»»

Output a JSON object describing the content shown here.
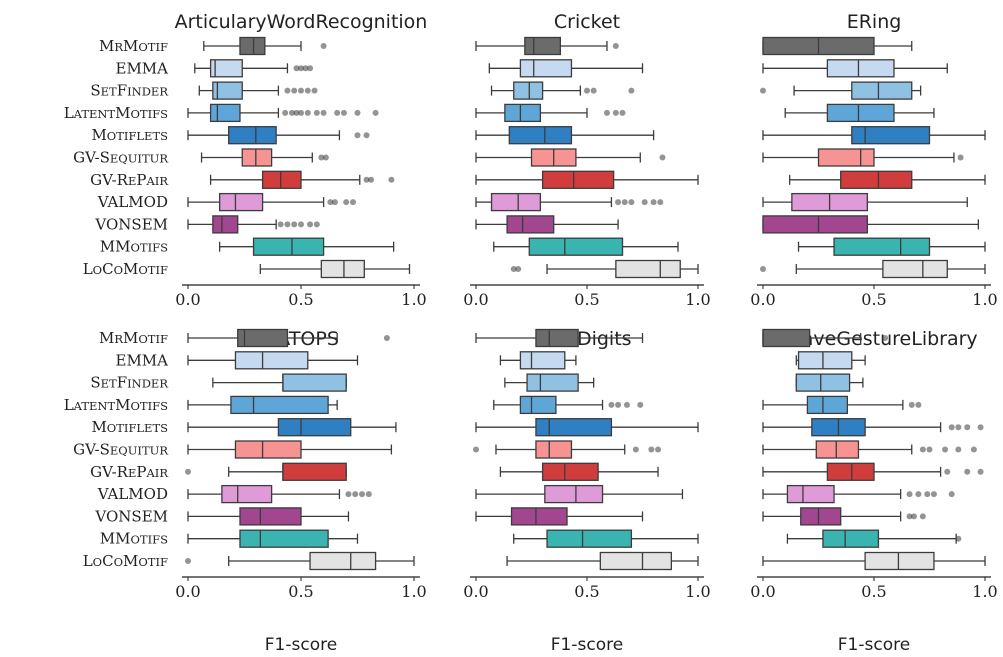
{
  "chart_data": {
    "type": "boxplot",
    "orientation": "horizontal",
    "xlabel": "F1-score",
    "xlim": [
      0,
      1
    ],
    "xticks": [
      "0.0",
      "0.5",
      "1.0"
    ],
    "methods": [
      {
        "id": "mrmotif",
        "label": "MrMotif",
        "color": "#6b6b6b"
      },
      {
        "id": "emma",
        "label": "EMMA",
        "color": "#c5daf0"
      },
      {
        "id": "setfinder",
        "label": "SetFinder",
        "color": "#8fc1e3"
      },
      {
        "id": "latentmotifs",
        "label": "LatentMotifs",
        "color": "#5ea6d8"
      },
      {
        "id": "motiflets",
        "label": "Motiflets",
        "color": "#2f7fc3"
      },
      {
        "id": "gv-sequitur",
        "label": "GV-Sequitur",
        "color": "#f79393"
      },
      {
        "id": "gv-repair",
        "label": "GV-RePair",
        "color": "#d13d3d"
      },
      {
        "id": "valmod",
        "label": "VALMOD",
        "color": "#df9ad8"
      },
      {
        "id": "vonsem",
        "label": "VONSEM",
        "color": "#a2468f"
      },
      {
        "id": "mmotifs",
        "label": "MMotifs",
        "color": "#3ab4b0"
      },
      {
        "id": "locomotif",
        "label": "LoCoMotif",
        "color": "#e3e3e3"
      }
    ],
    "panels": [
      {
        "title": "ArticularyWordRecognition",
        "boxes": [
          {
            "wlo": 0.07,
            "q1": 0.23,
            "med": 0.29,
            "q3": 0.34,
            "whi": 0.5,
            "fliers": [
              0.6
            ]
          },
          {
            "wlo": 0.03,
            "q1": 0.1,
            "med": 0.12,
            "q3": 0.24,
            "whi": 0.44,
            "fliers": [
              0.48,
              0.5,
              0.52,
              0.54
            ]
          },
          {
            "wlo": 0.05,
            "q1": 0.11,
            "med": 0.13,
            "q3": 0.24,
            "whi": 0.4,
            "fliers": [
              0.44,
              0.47,
              0.5,
              0.53,
              0.56
            ]
          },
          {
            "wlo": 0.0,
            "q1": 0.1,
            "med": 0.13,
            "q3": 0.23,
            "whi": 0.4,
            "fliers": [
              0.43,
              0.46,
              0.48,
              0.5,
              0.53,
              0.57,
              0.6,
              0.66,
              0.69,
              0.75,
              0.83
            ]
          },
          {
            "wlo": 0.0,
            "q1": 0.18,
            "med": 0.3,
            "q3": 0.39,
            "whi": 0.67,
            "fliers": [
              0.75,
              0.79
            ]
          },
          {
            "wlo": 0.06,
            "q1": 0.24,
            "med": 0.3,
            "q3": 0.37,
            "whi": 0.55,
            "fliers": [
              0.59,
              0.61
            ]
          },
          {
            "wlo": 0.1,
            "q1": 0.33,
            "med": 0.41,
            "q3": 0.5,
            "whi": 0.76,
            "fliers": [
              0.79,
              0.81,
              0.9
            ]
          },
          {
            "wlo": 0.0,
            "q1": 0.14,
            "med": 0.21,
            "q3": 0.33,
            "whi": 0.6,
            "fliers": [
              0.63,
              0.65,
              0.7,
              0.73
            ]
          },
          {
            "wlo": 0.0,
            "q1": 0.11,
            "med": 0.15,
            "q3": 0.22,
            "whi": 0.39,
            "fliers": [
              0.41,
              0.44,
              0.47,
              0.5,
              0.54,
              0.57
            ]
          },
          {
            "wlo": 0.14,
            "q1": 0.29,
            "med": 0.46,
            "q3": 0.6,
            "whi": 0.91,
            "fliers": []
          },
          {
            "wlo": 0.32,
            "q1": 0.59,
            "med": 0.69,
            "q3": 0.78,
            "whi": 0.98,
            "fliers": []
          }
        ]
      },
      {
        "title": "Cricket",
        "boxes": [
          {
            "wlo": 0.0,
            "q1": 0.22,
            "med": 0.26,
            "q3": 0.38,
            "whi": 0.59,
            "fliers": [
              0.63
            ]
          },
          {
            "wlo": 0.06,
            "q1": 0.2,
            "med": 0.26,
            "q3": 0.43,
            "whi": 0.75,
            "fliers": []
          },
          {
            "wlo": 0.07,
            "q1": 0.17,
            "med": 0.24,
            "q3": 0.3,
            "whi": 0.47,
            "fliers": [
              0.5,
              0.53,
              0.7
            ]
          },
          {
            "wlo": 0.0,
            "q1": 0.13,
            "med": 0.2,
            "q3": 0.29,
            "whi": 0.5,
            "fliers": [
              0.59,
              0.63,
              0.66
            ]
          },
          {
            "wlo": 0.0,
            "q1": 0.15,
            "med": 0.31,
            "q3": 0.43,
            "whi": 0.8,
            "fliers": []
          },
          {
            "wlo": 0.0,
            "q1": 0.25,
            "med": 0.35,
            "q3": 0.45,
            "whi": 0.74,
            "fliers": [
              0.84
            ]
          },
          {
            "wlo": 0.0,
            "q1": 0.3,
            "med": 0.44,
            "q3": 0.62,
            "whi": 1.0,
            "fliers": []
          },
          {
            "wlo": 0.0,
            "q1": 0.07,
            "med": 0.19,
            "q3": 0.29,
            "whi": 0.61,
            "fliers": [
              0.64,
              0.67,
              0.7,
              0.76,
              0.8,
              0.83
            ]
          },
          {
            "wlo": 0.0,
            "q1": 0.14,
            "med": 0.21,
            "q3": 0.35,
            "whi": 0.64,
            "fliers": []
          },
          {
            "wlo": 0.08,
            "q1": 0.24,
            "med": 0.4,
            "q3": 0.66,
            "whi": 0.91,
            "fliers": []
          },
          {
            "wlo": 0.32,
            "q1": 0.63,
            "med": 0.83,
            "q3": 0.92,
            "whi": 1.0,
            "fliers": [
              0.17,
              0.19
            ]
          }
        ]
      },
      {
        "title": "ERing",
        "boxes": [
          {
            "wlo": 0.0,
            "q1": 0.0,
            "med": 0.25,
            "q3": 0.5,
            "whi": 0.67,
            "fliers": []
          },
          {
            "wlo": 0.0,
            "q1": 0.29,
            "med": 0.43,
            "q3": 0.59,
            "whi": 0.83,
            "fliers": []
          },
          {
            "wlo": 0.14,
            "q1": 0.4,
            "med": 0.52,
            "q3": 0.67,
            "whi": 0.71,
            "fliers": [
              0.0
            ]
          },
          {
            "wlo": 0.1,
            "q1": 0.29,
            "med": 0.43,
            "q3": 0.59,
            "whi": 0.77,
            "fliers": []
          },
          {
            "wlo": 0.0,
            "q1": 0.4,
            "med": 0.46,
            "q3": 0.75,
            "whi": 1.0,
            "fliers": []
          },
          {
            "wlo": 0.0,
            "q1": 0.25,
            "med": 0.44,
            "q3": 0.5,
            "whi": 0.86,
            "fliers": [
              0.89
            ]
          },
          {
            "wlo": 0.12,
            "q1": 0.35,
            "med": 0.52,
            "q3": 0.67,
            "whi": 1.0,
            "fliers": []
          },
          {
            "wlo": 0.0,
            "q1": 0.13,
            "med": 0.3,
            "q3": 0.47,
            "whi": 0.92,
            "fliers": []
          },
          {
            "wlo": 0.0,
            "q1": 0.0,
            "med": 0.25,
            "q3": 0.47,
            "whi": 0.97,
            "fliers": []
          },
          {
            "wlo": 0.16,
            "q1": 0.32,
            "med": 0.62,
            "q3": 0.75,
            "whi": 1.0,
            "fliers": []
          },
          {
            "wlo": 0.15,
            "q1": 0.54,
            "med": 0.72,
            "q3": 0.83,
            "whi": 1.0,
            "fliers": [
              0.0
            ]
          }
        ]
      },
      {
        "title": "NATOPS",
        "boxes": [
          {
            "wlo": 0.0,
            "q1": 0.22,
            "med": 0.25,
            "q3": 0.44,
            "whi": 0.66,
            "fliers": [
              0.88
            ]
          },
          {
            "wlo": 0.0,
            "q1": 0.21,
            "med": 0.33,
            "q3": 0.53,
            "whi": 0.75,
            "fliers": []
          },
          {
            "wlo": 0.11,
            "q1": 0.42,
            "med": 0.42,
            "q3": 0.7,
            "whi": 0.7,
            "fliers": []
          },
          {
            "wlo": 0.0,
            "q1": 0.19,
            "med": 0.29,
            "q3": 0.62,
            "whi": 0.66,
            "fliers": []
          },
          {
            "wlo": 0.0,
            "q1": 0.4,
            "med": 0.5,
            "q3": 0.72,
            "whi": 0.92,
            "fliers": []
          },
          {
            "wlo": 0.0,
            "q1": 0.21,
            "med": 0.33,
            "q3": 0.5,
            "whi": 0.9,
            "fliers": []
          },
          {
            "wlo": 0.18,
            "q1": 0.42,
            "med": 0.42,
            "q3": 0.7,
            "whi": 0.7,
            "fliers": [
              0.0
            ]
          },
          {
            "wlo": 0.0,
            "q1": 0.15,
            "med": 0.22,
            "q3": 0.37,
            "whi": 0.67,
            "fliers": [
              0.71,
              0.74,
              0.77,
              0.8
            ]
          },
          {
            "wlo": 0.0,
            "q1": 0.23,
            "med": 0.32,
            "q3": 0.5,
            "whi": 0.71,
            "fliers": []
          },
          {
            "wlo": 0.0,
            "q1": 0.23,
            "med": 0.32,
            "q3": 0.62,
            "whi": 0.75,
            "fliers": []
          },
          {
            "wlo": 0.18,
            "q1": 0.54,
            "med": 0.72,
            "q3": 0.83,
            "whi": 1.0,
            "fliers": [
              0.0
            ]
          }
        ]
      },
      {
        "title": "PenDigits",
        "boxes": [
          {
            "wlo": 0.0,
            "q1": 0.27,
            "med": 0.33,
            "q3": 0.46,
            "whi": 0.75,
            "fliers": []
          },
          {
            "wlo": 0.11,
            "q1": 0.2,
            "med": 0.25,
            "q3": 0.4,
            "whi": 0.45,
            "fliers": []
          },
          {
            "wlo": 0.13,
            "q1": 0.23,
            "med": 0.29,
            "q3": 0.46,
            "whi": 0.53,
            "fliers": []
          },
          {
            "wlo": 0.08,
            "q1": 0.2,
            "med": 0.25,
            "q3": 0.36,
            "whi": 0.57,
            "fliers": [
              0.61,
              0.64,
              0.68,
              0.74
            ]
          },
          {
            "wlo": 0.0,
            "q1": 0.27,
            "med": 0.33,
            "q3": 0.61,
            "whi": 1.0,
            "fliers": []
          },
          {
            "wlo": 0.09,
            "q1": 0.27,
            "med": 0.33,
            "q3": 0.43,
            "whi": 0.67,
            "fliers": [
              0.0,
              0.72,
              0.79,
              0.82
            ]
          },
          {
            "wlo": 0.11,
            "q1": 0.3,
            "med": 0.4,
            "q3": 0.55,
            "whi": 0.82,
            "fliers": []
          },
          {
            "wlo": 0.0,
            "q1": 0.31,
            "med": 0.45,
            "q3": 0.57,
            "whi": 0.93,
            "fliers": []
          },
          {
            "wlo": 0.0,
            "q1": 0.16,
            "med": 0.27,
            "q3": 0.41,
            "whi": 0.75,
            "fliers": []
          },
          {
            "wlo": 0.17,
            "q1": 0.32,
            "med": 0.48,
            "q3": 0.7,
            "whi": 1.0,
            "fliers": []
          },
          {
            "wlo": 0.14,
            "q1": 0.56,
            "med": 0.75,
            "q3": 0.88,
            "whi": 1.0,
            "fliers": []
          }
        ]
      },
      {
        "title": "UWaveGestureLibrary",
        "boxes": [
          {
            "wlo": 0.0,
            "q1": 0.0,
            "med": 0.0,
            "q3": 0.21,
            "whi": 0.44,
            "fliers": [
              0.55
            ]
          },
          {
            "wlo": 0.15,
            "q1": 0.16,
            "med": 0.27,
            "q3": 0.4,
            "whi": 0.46,
            "fliers": []
          },
          {
            "wlo": 0.15,
            "q1": 0.15,
            "med": 0.26,
            "q3": 0.39,
            "whi": 0.45,
            "fliers": []
          },
          {
            "wlo": 0.0,
            "q1": 0.2,
            "med": 0.27,
            "q3": 0.38,
            "whi": 0.63,
            "fliers": [
              0.67,
              0.7
            ]
          },
          {
            "wlo": 0.0,
            "q1": 0.22,
            "med": 0.34,
            "q3": 0.46,
            "whi": 0.8,
            "fliers": [
              0.85,
              0.88,
              0.92,
              0.98
            ]
          },
          {
            "wlo": 0.0,
            "q1": 0.24,
            "med": 0.33,
            "q3": 0.43,
            "whi": 0.67,
            "fliers": [
              0.72,
              0.75,
              0.82,
              0.88,
              0.95
            ]
          },
          {
            "wlo": 0.0,
            "q1": 0.29,
            "med": 0.4,
            "q3": 0.5,
            "whi": 0.8,
            "fliers": [
              0.83,
              0.92,
              0.98
            ]
          },
          {
            "wlo": 0.0,
            "q1": 0.11,
            "med": 0.18,
            "q3": 0.32,
            "whi": 0.62,
            "fliers": [
              0.66,
              0.7,
              0.74,
              0.77,
              0.85
            ]
          },
          {
            "wlo": 0.0,
            "q1": 0.17,
            "med": 0.25,
            "q3": 0.35,
            "whi": 0.62,
            "fliers": [
              0.66,
              0.68,
              0.72
            ]
          },
          {
            "wlo": 0.11,
            "q1": 0.27,
            "med": 0.37,
            "q3": 0.52,
            "whi": 0.87,
            "fliers": [
              0.88
            ]
          },
          {
            "wlo": 0.0,
            "q1": 0.46,
            "med": 0.61,
            "q3": 0.77,
            "whi": 1.0,
            "fliers": []
          }
        ]
      }
    ]
  }
}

««

◆ EXERCISE GOAL
Copy every line that contains the string "title".

◆ CORRECT RESULT
        "title": "ArticularyWordRecognition",
        "title": "Cricket",
        "title": "ERing",
        "title": "NATOPS",
        "title": "PenDigits",
        "title": "UWaveGestureLibrary",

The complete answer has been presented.